§ Working data
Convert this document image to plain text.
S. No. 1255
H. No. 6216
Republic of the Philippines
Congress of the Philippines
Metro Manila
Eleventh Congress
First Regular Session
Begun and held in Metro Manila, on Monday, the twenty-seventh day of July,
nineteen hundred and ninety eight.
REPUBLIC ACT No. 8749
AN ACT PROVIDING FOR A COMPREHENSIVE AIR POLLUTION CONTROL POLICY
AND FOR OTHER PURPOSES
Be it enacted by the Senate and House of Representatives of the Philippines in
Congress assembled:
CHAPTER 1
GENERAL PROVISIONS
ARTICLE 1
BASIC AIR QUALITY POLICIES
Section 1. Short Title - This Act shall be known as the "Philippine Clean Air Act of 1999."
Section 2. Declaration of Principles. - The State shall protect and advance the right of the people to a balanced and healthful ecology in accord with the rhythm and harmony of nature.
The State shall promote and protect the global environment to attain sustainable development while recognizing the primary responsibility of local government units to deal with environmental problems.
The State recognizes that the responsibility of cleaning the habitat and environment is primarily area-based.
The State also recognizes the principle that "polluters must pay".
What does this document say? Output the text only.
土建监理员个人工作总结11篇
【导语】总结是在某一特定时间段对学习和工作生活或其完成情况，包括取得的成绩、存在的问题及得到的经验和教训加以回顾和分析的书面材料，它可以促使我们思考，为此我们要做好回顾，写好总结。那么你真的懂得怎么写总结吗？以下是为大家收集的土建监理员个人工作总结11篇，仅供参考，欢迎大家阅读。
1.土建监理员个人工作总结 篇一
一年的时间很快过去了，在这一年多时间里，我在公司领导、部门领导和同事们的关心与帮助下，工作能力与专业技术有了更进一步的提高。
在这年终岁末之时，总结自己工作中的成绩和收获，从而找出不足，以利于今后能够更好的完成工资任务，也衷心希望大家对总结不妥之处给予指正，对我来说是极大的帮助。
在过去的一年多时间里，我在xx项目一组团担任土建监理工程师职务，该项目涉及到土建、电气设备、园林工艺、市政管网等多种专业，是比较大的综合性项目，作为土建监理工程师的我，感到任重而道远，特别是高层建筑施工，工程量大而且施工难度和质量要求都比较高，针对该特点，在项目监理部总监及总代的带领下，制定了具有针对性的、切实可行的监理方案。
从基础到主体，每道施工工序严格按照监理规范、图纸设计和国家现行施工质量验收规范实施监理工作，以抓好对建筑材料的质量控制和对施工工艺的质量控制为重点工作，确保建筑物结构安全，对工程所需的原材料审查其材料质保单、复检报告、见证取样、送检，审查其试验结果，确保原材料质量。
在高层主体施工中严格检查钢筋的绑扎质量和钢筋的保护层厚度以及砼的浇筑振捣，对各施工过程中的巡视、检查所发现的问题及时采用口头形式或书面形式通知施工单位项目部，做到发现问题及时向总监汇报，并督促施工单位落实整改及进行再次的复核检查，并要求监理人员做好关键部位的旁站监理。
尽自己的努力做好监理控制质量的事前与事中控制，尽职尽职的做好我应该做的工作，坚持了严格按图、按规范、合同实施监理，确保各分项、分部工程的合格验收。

§ Set task
Write down all the entries again without a single difference.

§ Response to the exercise
Convert this document image to plain text.
S. No. 1255
H. No. 6216
Republic of the Philippines
Congress of the Philippines
Metro Manila
Eleventh Congress
First Regular Session
Begun and held in Metro Manila, on Monday, the twenty-seventh day of July,
nineteen hundred and ninety eight.
REPUBLIC ACT No. 8749
AN ACT PROVIDING FOR A COMPREHENSIVE AIR POLLUTION CONTROL POLICY
AND FOR OTHER PURPOSES
Be it enacted by the Senate and House of Representatives of the Philippines in
Congress assembled:
CHAPTER 1
GENERAL PROVISIONS
ARTICLE 1
BASIC AIR QUALITY POLICIES
Section 1. Short Title - This Act shall be known as the "Philippine Clean Air Act of 1999."
Section 2. Declaration of Principles. - The State shall protect and advance the right of the people to a balanced and healthful ecology in accord with the rhythm and harmony of nature.
The State shall promote and protect the global environment to attain sustainable development while recognizing the primary responsibility of local government units to deal with environmental problems.
The State recognizes that the responsibility of cleaning the habitat and environment is primarily area-based.
The State also recognizes the principle that "polluters must pay".
What does this document say? Output the text only.
土建监理员个人工作总结11篇
【导语】总结是在某一特定时间段对学习和工作生活或其完成情况，包括取得的成绩、存在的问题及得到的经验和教训加以回顾和分析的书面材料，它可以促使我们思考，为此我们要做好回顾，写好总结。那么你真的懂得怎么写总结吗？以下是为大家收集的土建监理员个人工作总结11篇，仅供参考，欢迎大家阅读。
1.土建监理员个人工作总结 篇一
一年的时间很快过去了，在这一年多时间里，我在公司领导、部门领导和同事们的关心与帮助下，工作能力与专业技术有了更进一步的提高。
在这年终岁末之时，总结自己工作中的成绩和收获，从而找出不足，以利于今后能够更好的完成工资任务，也衷心希望大家对总结不妥之处给予指正，对我来说是极大的帮助。
在过去的一年多时间里，我在xx项目一组团担任土建监理工程师职务，该项目涉及到土建、电气设备、园林工艺、市政管网等多种专业，是比较大的综合性项目，作为土建监理工程师的我，感到任重而道远，特别是高层建筑施工，工程量大而且施工难度和质量要求都比较高，针对该特点，在项目监理部总监及总代的带领下，制定了具有针对性的、切实可行的监理方案。
从基础到主体，每道施工工序严格按照监理规范、图纸设计和国家现行施工质量验收规范实施监理工作，以抓好对建筑材料的质量控制和对施工工艺的质量控制为重点工作，确保建筑物结构安全，对工程所需的原材料审查其材料质保单、复检报告、见证取样、送检，审查其试验结果，确保原材料质量。
在高层主体施工中严格检查钢筋的绑扎质量和钢筋的保护层厚度以及砼的浇筑振捣，对各施工过程中的巡视、检查所发现的问题及时采用口头形式或书面形式通知施工单位项目部，做到发现问题及时向总监汇报，并督促施工单位落实整改及进行再次的复核检查，并要求监理人员做好关键部位的旁站监理。
尽自己的努力做好监理控制质量的事前与事中控制，尽职尽职的做好我应该做的工作，坚持了严格按图、按规范、合同实施监理，确保各分项、分部工程的合格验收。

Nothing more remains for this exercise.